> Records for processing:
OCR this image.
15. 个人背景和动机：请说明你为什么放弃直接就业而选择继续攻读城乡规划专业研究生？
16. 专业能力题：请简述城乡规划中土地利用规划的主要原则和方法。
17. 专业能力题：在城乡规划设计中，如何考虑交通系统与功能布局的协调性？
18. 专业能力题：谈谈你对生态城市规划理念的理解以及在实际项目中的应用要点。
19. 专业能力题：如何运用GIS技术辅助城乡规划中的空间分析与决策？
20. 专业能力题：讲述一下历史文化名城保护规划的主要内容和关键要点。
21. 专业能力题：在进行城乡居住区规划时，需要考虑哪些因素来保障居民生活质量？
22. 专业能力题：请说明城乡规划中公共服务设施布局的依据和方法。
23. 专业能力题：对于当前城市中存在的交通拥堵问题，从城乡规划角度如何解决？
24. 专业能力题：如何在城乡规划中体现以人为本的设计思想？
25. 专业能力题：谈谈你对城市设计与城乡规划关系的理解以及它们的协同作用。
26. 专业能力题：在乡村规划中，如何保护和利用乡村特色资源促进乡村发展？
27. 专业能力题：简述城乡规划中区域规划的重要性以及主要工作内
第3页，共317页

> Set problem:
Output every entry shown above, exactly.

> Full response:
OCR this image.
15. 个人背景和动机：请说明你为什么放弃直接就业而选择继续攻读城乡规划专业研究生？
16. 专业能力题：请简述城乡规划中土地利用规划的主要原则和方法。
17. 专业能力题：在城乡规划设计中，如何考虑交通系统与功能布局的协调性？
18. 专业能力题：谈谈你对生态城市规划理念的理解以及在实际项目中的应用要点。
19. 专业能力题：如何运用GIS技术辅助城乡规划中的空间分析与决策？
20. 专业能力题：讲述一下历史文化名城保护规划的主要内容和关键要点。
21. 专业能力题：在进行城乡居住区规划时，需要考虑哪些因素来保障居民生活质量？
22. 专业能力题：请说明城乡规划中公共服务设施布局的依据和方法。
23. 专业能力题：对于当前城市中存在的交通拥堵问题，从城乡规划角度如何解决？
24. 专业能力题：如何在城乡规划中体现以人为本的设计思想？
25. 专业能力题：谈谈你对城市设计与城乡规划关系的理解以及它们的协同作用。
26. 专业能力题：在乡村规划中，如何保护和利用乡村特色资源促进乡村发展？
27. 专业能力题：简述城乡规划中区域规划的重要性以及主要工作内
第3页，共317页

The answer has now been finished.